## What is asked
The records below must be transcribed exactly. Do not include the pictures.

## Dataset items
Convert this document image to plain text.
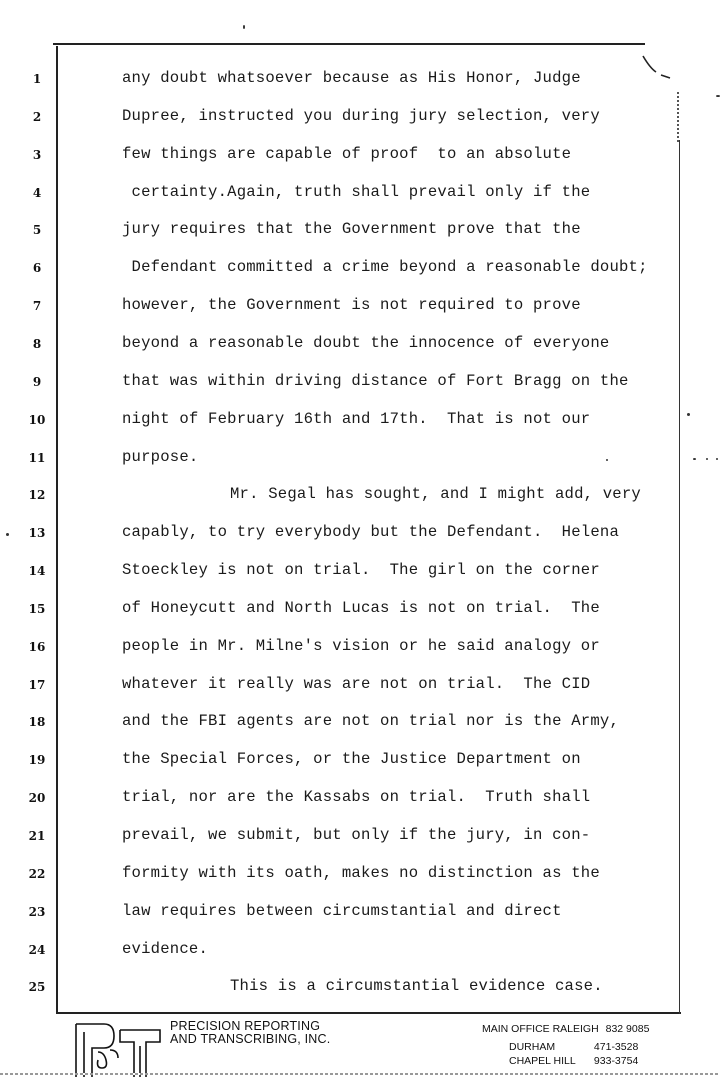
1	any doubt whatsoever because as His Honor, Judge
2	Dupree, instructed you during jury selection, very
3	few things are capable of proof  to an absolute
4	certainty.Again, truth shall prevail only if the
5	jury requires that the Government prove that the
6	Defendant committed a crime beyond a reasonable doubt;
7	however, the Government is not required to prove
8	beyond a reasonable doubt the innocence of everyone
9	that was within driving distance of Fort Bragg on the
10	night of February 16th and 17th.  That is not our
11	purpose.
12	Mr. Segal has sought, and I might add, very
13	capably, to try everybody but the Defendant.  Helena
14	Stoeckley is not on trial.  The girl on the corner
15	of Honeycutt and North Lucas is not on trial.  The
16	people in Mr. Milne's vision or he said analogy or
17	whatever it really was are not on trial.  The CID
18	and the FBI agents are not on trial nor is the Army,
19	the Special Forces, or the Justice Department on
20	trial, nor are the Kassabs on trial.  Truth shall
21	prevail, we submit, but only if the jury, in con-
22	formity with its oath, makes no distinction as the
23	law requires between circumstantial and direct
24	evidence.
25	This is a circumstantial evidence case.
PRECISION REPORTING
AND TRANSCRIBING, INC.
MAIN OFFICE RALEIGH 832 9085
DURHAM	471-3528
CHAPEL HILL 933-3754
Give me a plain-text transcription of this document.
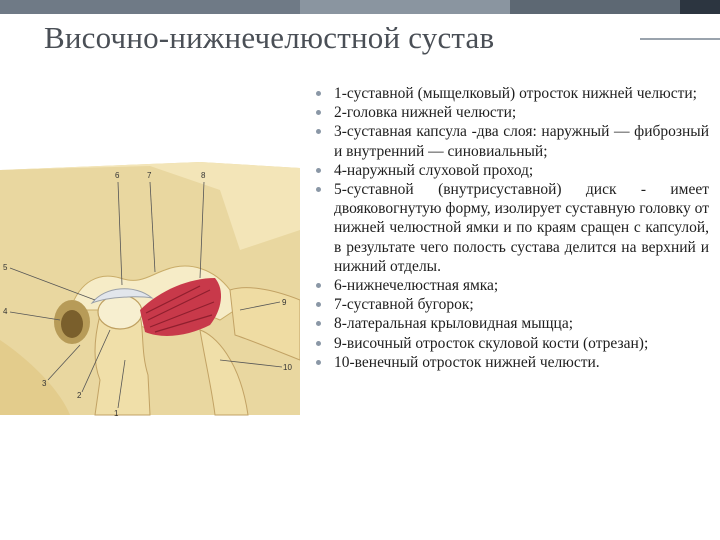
Височно-нижнечелюстной сустав
6	7	8
5
4
9
10
3
2
1
1-суставной (мыщелковый) отросток нижней челюсти;
2-головка нижней челюсти;
3-суставная капсула -два слоя: наружный — фиброзный и внутренний — синовиальный;
4-наружный слуховой проход;
5-суставной (внутрисуставной) диск - имеет двояковогнутую форму, изолирует суставную головку от нижней челюстной ямки и по краям сращен с капсулой, в результате чего полость сустава делится на верхний и нижний отделы.
6-нижнечелюстная ямка;
7-суставной бугорок;
8-латеральная крыловидная мыщца;
9-височный отросток скуловой кости (отрезан);
10-венечный отросток нижней челюсти.
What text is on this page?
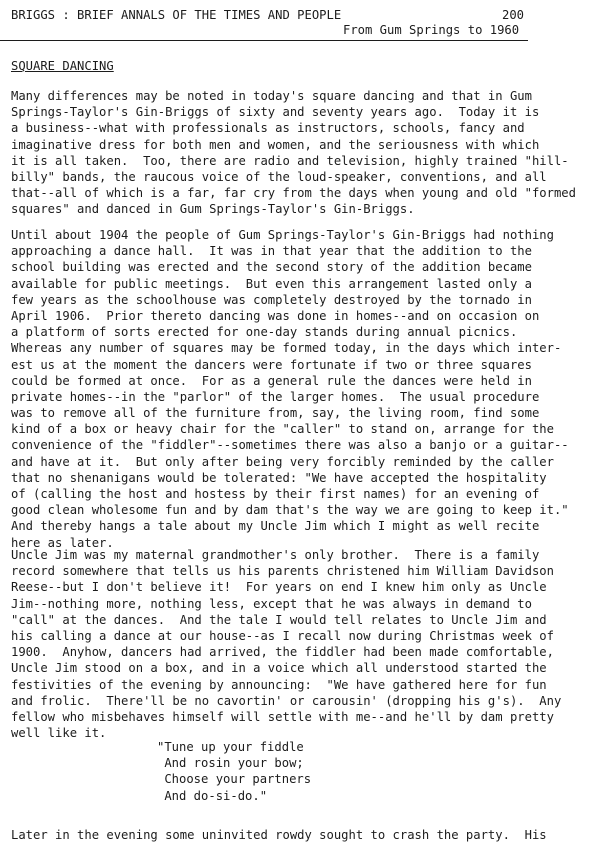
BRIGGS : BRIEF ANNALS OF THE TIMES AND PEOPLE	200
From Gum Springs to 1960
SQUARE DANCING
Many differences may be noted in today's square dancing and that in Gum
Springs-Taylor's Gin-Briggs of sixty and seventy years ago.  Today it is
a business--what with professionals as instructors, schools, fancy and
imaginative dress for both men and women, and the seriousness with which
it is all taken.  Too, there are radio and television, highly trained "hill-
billy" bands, the raucous voice of the loud-speaker, conventions, and all
that--all of which is a far, far cry from the days when young and old "formed
squares" and danced in Gum Springs-Taylor's Gin-Briggs.
Until about 1904 the people of Gum Springs-Taylor's Gin-Briggs had nothing
approaching a dance hall.  It was in that year that the addition to the
school building was erected and the second story of the addition became
available for public meetings.  But even this arrangement lasted only a
few years as the schoolhouse was completely destroyed by the tornado in
April 1906.  Prior thereto dancing was done in homes--and on occasion on
a platform of sorts erected for one-day stands during annual picnics.
Whereas any number of squares may be formed today, in the days which inter-
est us at the moment the dancers were fortunate if two or three squares
could be formed at once.  For as a general rule the dances were held in
private homes--in the "parlor" of the larger homes.  The usual procedure
was to remove all of the furniture from, say, the living room, find some
kind of a box or heavy chair for the "caller" to stand on, arrange for the
convenience of the "fiddler"--sometimes there was also a banjo or a guitar--
and have at it.  But only after being very forcibly reminded by the caller
that no shenanigans would be tolerated: "We have accepted the hospitality
of (calling the host and hostess by their first names) for an evening of
good clean wholesome fun and by dam that's the way we are going to keep it."
And thereby hangs a tale about my Uncle Jim which I might as well recite
here as later.
Uncle Jim was my maternal grandmother's only brother.  There is a family
record somewhere that tells us his parents christened him William Davidson
Reese--but I don't believe it!  For years on end I knew him only as Uncle
Jim--nothing more, nothing less, except that he was always in demand to
"call" at the dances.  And the tale I would tell relates to Uncle Jim and
his calling a dance at our house--as I recall now during Christmas week of
1900.  Anyhow, dancers had arrived, the fiddler had been made comfortable,
Uncle Jim stood on a box, and in a voice which all understood started the
festivities of the evening by announcing:  "We have gathered here for fun
and frolic.  There'll be no cavortin' or carousin' (dropping his g's).  Any
fellow who misbehaves himself will settle with me--and he'll by dam pretty
well like it.
"Tune up your fiddle
And rosin your bow;
Choose your partners
And do-si-do."
Later in the evening some uninvited rowdy sought to crash the party.  His
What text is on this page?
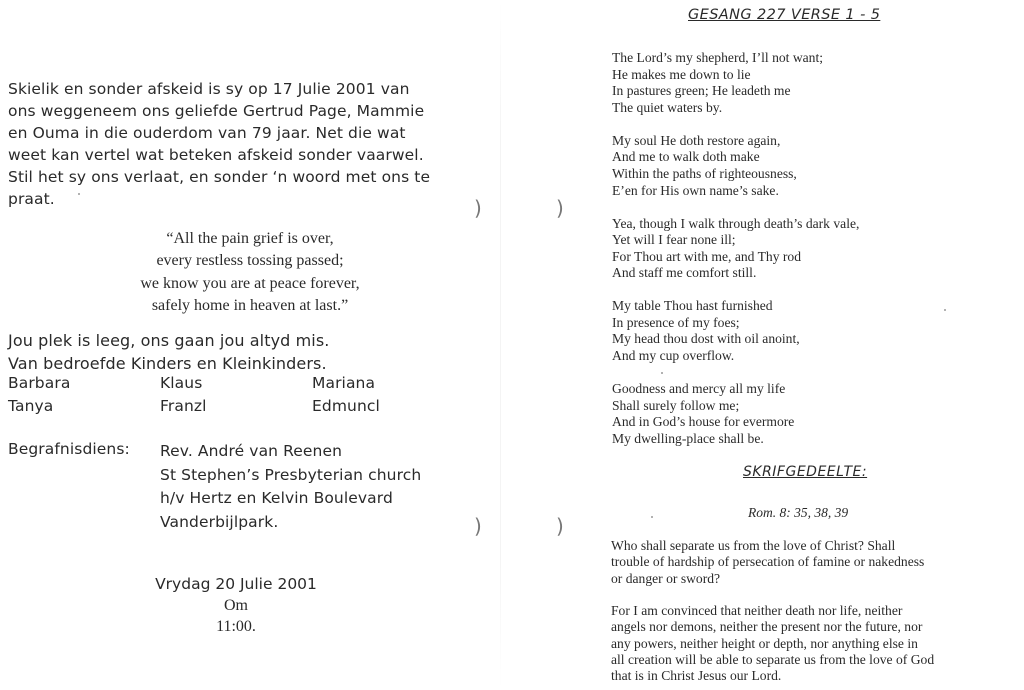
Skielik en sonder afskeid is sy op 17 Julie 2001 van
ons weggeneem ons geliefde Gertrud Page, Mammie
en Ouma in die ouderdom van 79 jaar. Net die wat
weet kan vertel wat beteken afskeid sonder vaarwel.
Stil het sy ons verlaat, en sonder ‘n woord met ons te
praat.
“All the pain grief is over,
every restless tossing passed;
we know you are at peace forever,
safely home in heaven at last.”
Jou plek is leeg, ons gaan jou altyd mis.
Van bedroefde Kinders en Kleinkinders.
Barbara	Klaus	Mariana
Tanya	Franzl	Edmuncl
Begrafnisdiens: Rev. André van Reenen
St Stephen’s Presbyterian church
h/v Hertz en Kelvin Boulevard
Vanderbijlpark.
Vrydag 20 Julie 2001
Om
11:00.
)	)
)	)
GESANG 227 VERSE 1 - 5
The Lord’s my shepherd, I’ll not want;
He makes me down to lie
In pastures green; He leadeth me
The quiet waters by.
My soul He doth restore again,
And me to walk doth make
Within the paths of righteousness,
E’en for His own name’s sake.
Yea, though I walk through death’s dark vale,
Yet will I fear none ill;
For Thou art with me, and Thy rod
And staff me comfort still.
My table Thou hast furnished
In presence of my foes;
My head thou dost with oil anoint,
And my cup overflow.
Goodness and mercy all my life
Shall surely follow me;
And in God’s house for evermore
My dwelling-place shall be.
SKRIFGEDEELTE:
Rom. 8: 35, 38, 39
Who shall separate us from the love of Christ? Shall
trouble of hardship of persecation of famine or nakedness
or danger or sword?
For I am convinced that neither death nor life, neither
angels nor demons, neither the present nor the future, nor
any powers, neither height or depth, nor anything else in
all creation will be able to separate us from the love of God
that is in Christ Jesus our Lord.
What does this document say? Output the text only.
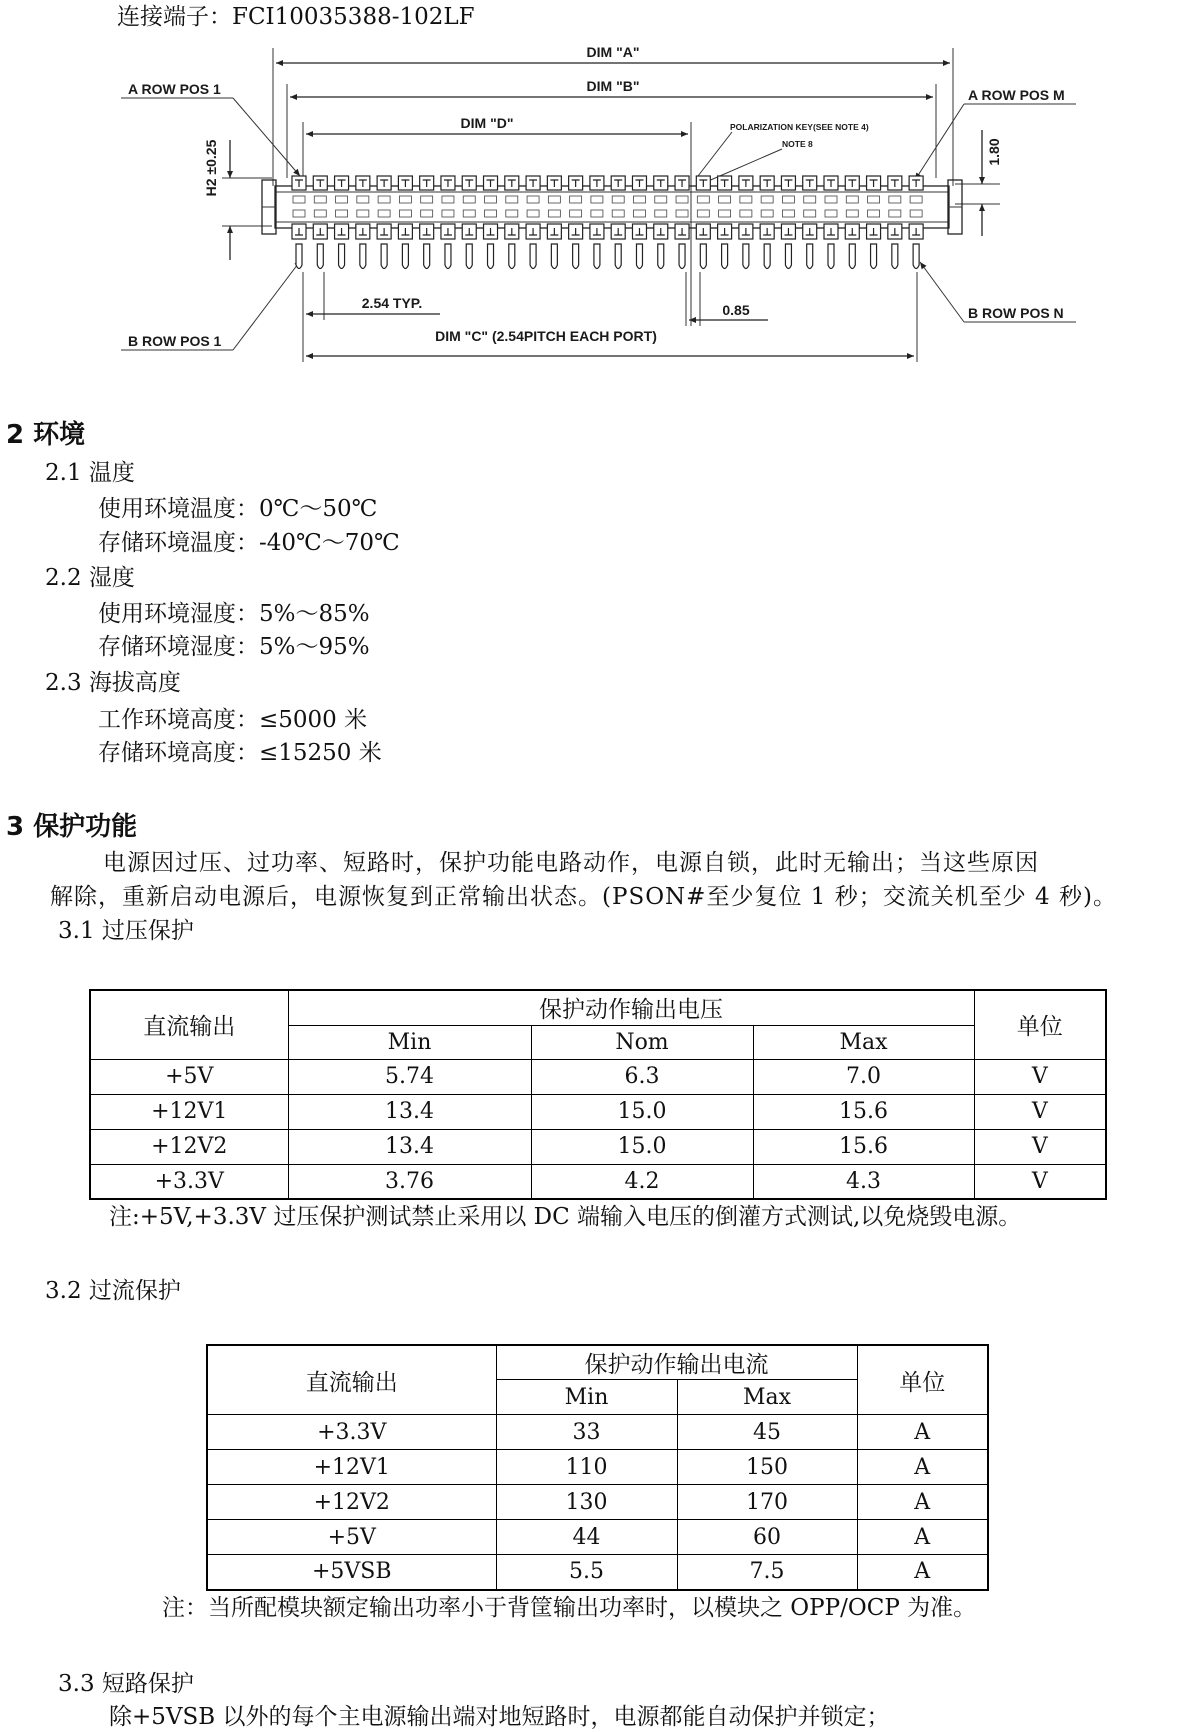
连接端子：FCI10035388-102LF
DIM "A"
DIM "B"
DIM "D"	POLARIZATION KEY(SEE NOTE 4)
NOTE 8
A ROW POS 1	A ROW POS M
B ROW POS N
B ROW POS 1
H2 ±0.25	1.80
2.54 TYP.	0.85
DIM "C" (2.54PITCH EACH PORT)
2 环境
2.1 温度
使用环境温度：0℃～50℃
存储环境温度：-40℃～70℃
2.2 湿度
使用环境湿度：5%～85%
存储环境湿度：5%～95%
2.3 海拔高度
工作环境高度：≤5000 米
存储环境高度：≤15250 米
3 保护功能
电源因过压、过功率、短路时，保护功能电路动作，电源自锁，此时无输出；当这些原因
解除，重新启动电源后，电源恢复到正常输出状态。(PSON#至少复位 1 秒；交流关机至少 4 秒)。
3.1 过压保护
直流输出	保护动作输出电压			单位
	Min	Nom	Max	
+5V	5.74	6.3	7.0	V
+12V1	13.4	15.0	15.6	V
+12V2	13.4	15.0	15.6	V
+3.3V	3.76	4.2	4.3	V
注:+5V,+3.3V 过压保护测试禁止采用以 DC 端输入电压的倒灌方式测试,以免烧毁电源。
3.2 过流保护
直流输出	保护动作输出电流		单位
	Min	Max	
+3.3V	33	45	A
+12V1	110	150	A
+12V2	130	170	A
+5V	44	60	A
+5VSB	5.5	7.5	A
注：当所配模块额定输出功率小于背筐输出功率时，以模块之 OPP/OCP 为准。
3.3 短路保护
除+5VSB 以外的每个主电源输出端对地短路时，电源都能自动保护并锁定；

## Solved exercise
Convert this document image to plain text.
1	any doubt whatsoever because as His Honor, Judge
2	Dupree, instructed you during jury selection, very
3	few things are capable of proof  to an absolute
4	certainty.Again, truth shall prevail only if the
5	jury requires that the Government prove that the
6	Defendant committed a crime beyond a reasonable doubt;
7	however, the Government is not required to prove
8	beyond a reasonable doubt the innocence of everyone
9	that was within driving distance of Fort Bragg on the
10	night of February 16th and 17th.  That is not our
11	purpose.
12	Mr. Segal has sought, and I might add, very
13	capably, to try everybody but the Defendant.  Helena
14	Stoeckley is not on trial.  The girl on the corner
15	of Honeycutt and North Lucas is not on trial.  The
16	people in Mr. Milne's vision or he said analogy or
17	whatever it really was are not on trial.  The CID
18	and the FBI agents are not on trial nor is the Army,
19	the Special Forces, or the Justice Department on
20	trial, nor are the Kassabs on trial.  Truth shall
21	prevail, we submit, but only if the jury, in con-
22	formity with its oath, makes no distinction as the
23	law requires between circumstantial and direct
24	evidence.
25	This is a circumstantial evidence case.
PRECISION REPORTING
AND TRANSCRIBING, INC.
MAIN OFFICE RALEIGH 832 9085
DURHAM	471-3528
CHAPEL HILL 933-3754
Give me a plain-text transcription of this document.
Височно-нижнечелюстной сустав
6	7	8
5
4
9
10
3
2
1
1-суставной (мыщелковый) отросток нижней челюсти;
2-головка нижней челюсти;
3-суставная капсула -два слоя: наружный — фиброзный и внутренний — синовиальный;
4-наружный слуховой проход;
5-суставной (внутрисуставной) диск - имеет двояковогнутую форму, изолирует суставную головку от нижней челюстной ямки и по краям сращен с капсулой, в результате чего полость сустава делится на верхний и нижний отделы.
6-нижнечелюстная ямка;
7-суставной бугорок;
8-латеральная крыловидная мыщца;
9-височный отросток скуловой кости (отрезан);
10-венечный отросток нижней челюсти.
What text is on this page?
BRIGGS : BRIEF ANNALS OF THE TIMES AND PEOPLE	200
From Gum Springs to 1960
SQUARE DANCING
Many differences may be noted in today's square dancing and that in Gum
Springs-Taylor's Gin-Briggs of sixty and seventy years ago.  Today it is
a business--what with professionals as instructors, schools, fancy and
imaginative dress for both men and women, and the seriousness with which
it is all taken.  Too, there are radio and television, highly trained "hill-
billy" bands, the raucous voice of the loud-speaker, conventions, and all
that--all of which is a far, far cry from the days when young and old "formed
squares" and danced in Gum Springs-Taylor's Gin-Briggs.
Until about 1904 the people of Gum Springs-Taylor's Gin-Briggs had nothing
approaching a dance hall.  It was in that year that the addition to the
school building was erected and the second story of the addition became
available for public meetings.  But even this arrangement lasted only a
few years as the schoolhouse was completely destroyed by the tornado in
April 1906.  Prior thereto dancing was done in homes--and on occasion on
a platform of sorts erected for one-day stands during annual picnics.
Whereas any number of squares may be formed today, in the days which inter-
est us at the moment the dancers were fortunate if two or three squares
could be formed at once.  For as a general rule the dances were held in
private homes--in the "parlor" of the larger homes.  The usual procedure
was to remove all of the furniture from, say, the living room, find some
kind of a box or heavy chair for the "caller" to stand on, arrange for the
convenience of the "fiddler"--sometimes there was also a banjo or a guitar--
and have at it.  But only after being very forcibly reminded by the caller
that no shenanigans would be tolerated: "We have accepted the hospitality
of (calling the host and hostess by their first names) for an evening of
good clean wholesome fun and by dam that's the way we are going to keep it."
And thereby hangs a tale about my Uncle Jim which I might as well recite
here as later.
Uncle Jim was my maternal grandmother's only brother.  There is a family
record somewhere that tells us his parents christened him William Davidson
Reese--but I don't believe it!  For years on end I knew him only as Uncle
Jim--nothing more, nothing less, except that he was always in demand to
"call" at the dances.  And the tale I would tell relates to Uncle Jim and
his calling a dance at our house--as I recall now during Christmas week of
1900.  Anyhow, dancers had arrived, the fiddler had been made comfortable,
Uncle Jim stood on a box, and in a voice which all understood started the
festivities of the evening by announcing:  "We have gathered here for fun
and frolic.  There'll be no cavortin' or carousin' (dropping his g's).  Any
fellow who misbehaves himself will settle with me--and he'll by dam pretty
well like it.
"Tune up your fiddle
And rosin your bow;
Choose your partners
And do-si-do."
Later in the evening some uninvited rowdy sought to crash the party.  His
What text is on this page?
Skielik en sonder afskeid is sy op 17 Julie 2001 van
ons weggeneem ons geliefde Gertrud Page, Mammie
en Ouma in die ouderdom van 79 jaar. Net die wat
weet kan vertel wat beteken afskeid sonder vaarwel.
Stil het sy ons verlaat, en sonder ‘n woord met ons te
praat.
“All the pain grief is over,
every restless tossing passed;
we know you are at peace forever,
safely home in heaven at last.”
Jou plek is leeg, ons gaan jou altyd mis.
Van bedroefde Kinders en Kleinkinders.
Barbara	Klaus	Mariana
Tanya	Franzl	Edmuncl
Begrafnisdiens: Rev. André van Reenen
St Stephen’s Presbyterian church
h/v Hertz en Kelvin Boulevard
Vanderbijlpark.
Vrydag 20 Julie 2001
Om
11:00.
)	)
)	)
GESANG 227 VERSE 1 - 5
The Lord’s my shepherd, I’ll not want;
He makes me down to lie
In pastures green; He leadeth me
The quiet waters by.
My soul He doth restore again,
And me to walk doth make
Within the paths of righteousness,
E’en for His own name’s sake.
Yea, though I walk through death’s dark vale,
Yet will I fear none ill;
For Thou art with me, and Thy rod
And staff me comfort still.
My table Thou hast furnished
In presence of my foes;
My head thou dost with oil anoint,
And my cup overflow.
Goodness and mercy all my life
Shall surely follow me;
And in God’s house for evermore
My dwelling-place shall be.
SKRIFGEDEELTE:
Rom. 8: 35, 38, 39
Who shall separate us from the love of Christ? Shall
trouble of hardship of persecation of famine or nakedness
or danger or sword?
For I am convinced that neither death nor life, neither
angels nor demons, neither the present nor the future, nor
any powers, neither height or depth, nor anything else in
all creation will be able to separate us from the love of God
that is in Christ Jesus our Lord.
What does this document say? Output the text only.
连接端子：FCI10035388-102LF
DIM "A"
DIM "B"
DIM "D"	POLARIZATION KEY(SEE NOTE 4)
NOTE 8
A ROW POS 1	A ROW POS M
B ROW POS N
B ROW POS 1
H2 ±0.25	1.80
2.54 TYP.	0.85
DIM "C" (2.54PITCH EACH PORT)
2 环境
2.1 温度
使用环境温度：0℃～50℃
存储环境温度：-40℃～70℃
2.2 湿度
使用环境湿度：5%～85%
存储环境湿度：5%～95%
2.3 海拔高度
工作环境高度：≤5000 米
存储环境高度：≤15250 米
3 保护功能
电源因过压、过功率、短路时，保护功能电路动作，电源自锁，此时无输出；当这些原因
解除，重新启动电源后，电源恢复到正常输出状态。(PSON#至少复位 1 秒；交流关机至少 4 秒)。
3.1 过压保护
直流输出	保护动作输出电压			单位
	Min	Nom	Max	
+5V	5.74	6.3	7.0	V
+12V1	13.4	15.0	15.6	V
+12V2	13.4	15.0	15.6	V
+3.3V	3.76	4.2	4.3	V
注:+5V,+3.3V 过压保护测试禁止采用以 DC 端输入电压的倒灌方式测试,以免烧毁电源。
3.2 过流保护
直流输出	保护动作输出电流		单位
	Min	Max	
+3.3V	33	45	A
+12V1	110	150	A
+12V2	130	170	A
+5V	44	60	A
+5VSB	5.5	7.5	A
注：当所配模块额定输出功率小于背筐输出功率时，以模块之 OPP/OCP 为准。
3.3 短路保护
除+5VSB 以外的每个主电源输出端对地短路时，电源都能自动保护并锁定；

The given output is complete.